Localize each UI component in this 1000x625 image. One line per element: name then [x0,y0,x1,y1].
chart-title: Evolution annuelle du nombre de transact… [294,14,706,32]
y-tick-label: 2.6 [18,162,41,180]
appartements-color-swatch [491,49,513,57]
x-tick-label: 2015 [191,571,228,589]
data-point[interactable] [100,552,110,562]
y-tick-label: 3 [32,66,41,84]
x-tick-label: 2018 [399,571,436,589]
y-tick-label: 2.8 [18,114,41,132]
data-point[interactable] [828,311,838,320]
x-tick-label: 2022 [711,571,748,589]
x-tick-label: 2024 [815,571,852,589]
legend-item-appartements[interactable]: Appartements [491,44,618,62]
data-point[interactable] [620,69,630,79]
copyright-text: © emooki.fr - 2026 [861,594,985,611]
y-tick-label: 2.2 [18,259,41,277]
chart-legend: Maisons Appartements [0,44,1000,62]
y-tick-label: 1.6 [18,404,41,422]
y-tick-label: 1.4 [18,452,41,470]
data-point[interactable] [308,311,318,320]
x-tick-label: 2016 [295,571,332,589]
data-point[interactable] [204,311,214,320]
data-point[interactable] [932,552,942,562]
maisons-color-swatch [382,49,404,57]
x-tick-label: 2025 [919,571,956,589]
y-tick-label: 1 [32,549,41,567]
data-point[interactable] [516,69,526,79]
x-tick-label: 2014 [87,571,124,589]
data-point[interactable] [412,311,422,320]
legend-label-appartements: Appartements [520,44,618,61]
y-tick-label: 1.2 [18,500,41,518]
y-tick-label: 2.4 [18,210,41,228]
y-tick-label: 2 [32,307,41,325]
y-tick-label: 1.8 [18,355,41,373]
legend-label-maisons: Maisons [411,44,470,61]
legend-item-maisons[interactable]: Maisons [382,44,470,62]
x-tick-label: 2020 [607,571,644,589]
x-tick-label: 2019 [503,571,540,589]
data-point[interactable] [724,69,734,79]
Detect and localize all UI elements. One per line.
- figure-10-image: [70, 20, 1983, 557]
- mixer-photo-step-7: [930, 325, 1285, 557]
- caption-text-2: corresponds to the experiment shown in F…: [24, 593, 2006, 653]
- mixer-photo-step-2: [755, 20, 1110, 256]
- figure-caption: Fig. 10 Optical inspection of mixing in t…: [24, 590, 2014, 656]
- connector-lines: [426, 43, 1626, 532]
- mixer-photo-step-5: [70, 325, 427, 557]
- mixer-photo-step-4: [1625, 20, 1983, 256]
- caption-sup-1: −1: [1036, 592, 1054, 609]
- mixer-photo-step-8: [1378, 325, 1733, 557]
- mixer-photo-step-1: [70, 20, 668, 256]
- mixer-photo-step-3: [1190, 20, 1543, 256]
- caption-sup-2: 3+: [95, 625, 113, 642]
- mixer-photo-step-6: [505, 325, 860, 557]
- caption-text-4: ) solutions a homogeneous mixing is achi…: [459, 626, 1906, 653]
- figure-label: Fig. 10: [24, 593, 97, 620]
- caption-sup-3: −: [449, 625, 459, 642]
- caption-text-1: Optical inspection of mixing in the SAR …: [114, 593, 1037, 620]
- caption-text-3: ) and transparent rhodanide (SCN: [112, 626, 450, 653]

## Goal
Write out every line of the records again without any change.

## Result of this task
Localize each UI component in this 1000x625 image. One line per element: name then [x0,y0,x1,y1].
chart-title: Evolution annuelle du nombre de transact… [294,14,706,32]
y-tick-label: 2.6 [18,162,41,180]
appartements-color-swatch [491,49,513,57]
x-tick-label: 2015 [191,571,228,589]
data-point[interactable] [100,552,110,562]
y-tick-label: 3 [32,66,41,84]
x-tick-label: 2018 [399,571,436,589]
y-tick-label: 2.8 [18,114,41,132]
data-point[interactable] [828,311,838,320]
x-tick-label: 2022 [711,571,748,589]
x-tick-label: 2024 [815,571,852,589]
legend-item-appartements[interactable]: Appartements [491,44,618,62]
data-point[interactable] [620,69,630,79]
copyright-text: © emooki.fr - 2026 [861,594,985,611]
y-tick-label: 2.2 [18,259,41,277]
chart-legend: Maisons Appartements [0,44,1000,62]
y-tick-label: 1.6 [18,404,41,422]
y-tick-label: 1.4 [18,452,41,470]
data-point[interactable] [308,311,318,320]
x-tick-label: 2016 [295,571,332,589]
data-point[interactable] [204,311,214,320]
data-point[interactable] [932,552,942,562]
maisons-color-swatch [382,49,404,57]
x-tick-label: 2025 [919,571,956,589]
y-tick-label: 1 [32,549,41,567]
data-point[interactable] [516,69,526,79]
x-tick-label: 2014 [87,571,124,589]
data-point[interactable] [412,311,422,320]
legend-label-appartements: Appartements [520,44,618,61]
y-tick-label: 1.2 [18,500,41,518]
y-tick-label: 2.4 [18,210,41,228]
y-tick-label: 2 [32,307,41,325]
y-tick-label: 1.8 [18,355,41,373]
legend-label-maisons: Maisons [411,44,470,61]
legend-item-maisons[interactable]: Maisons [382,44,470,62]
x-tick-label: 2020 [607,571,644,589]
x-tick-label: 2019 [503,571,540,589]
data-point[interactable] [724,69,734,79]
Detect and localize all UI elements. One per line.
- figure-10-image: [70, 20, 1983, 557]
- mixer-photo-step-7: [930, 325, 1285, 557]
- caption-text-2: corresponds to the experiment shown in F…: [24, 593, 2006, 653]
- mixer-photo-step-2: [755, 20, 1110, 256]
- figure-caption: Fig. 10 Optical inspection of mixing in t…: [24, 590, 2014, 656]
- connector-lines: [426, 43, 1626, 532]
- mixer-photo-step-5: [70, 325, 427, 557]
- mixer-photo-step-4: [1625, 20, 1983, 256]
- caption-sup-1: −1: [1036, 592, 1054, 609]
- mixer-photo-step-8: [1378, 325, 1733, 557]
- mixer-photo-step-1: [70, 20, 668, 256]
- mixer-photo-step-3: [1190, 20, 1543, 256]
- caption-sup-2: 3+: [95, 625, 113, 642]
- mixer-photo-step-6: [505, 325, 860, 557]
- caption-text-4: ) solutions a homogeneous mixing is achi…: [459, 626, 1906, 653]
- figure-label: Fig. 10: [24, 593, 97, 620]
- caption-sup-3: −: [449, 625, 459, 642]
- caption-text-1: Optical inspection of mixing in the SAR …: [114, 593, 1037, 620]
- caption-text-3: ) and transparent rhodanide (SCN: [112, 626, 450, 653]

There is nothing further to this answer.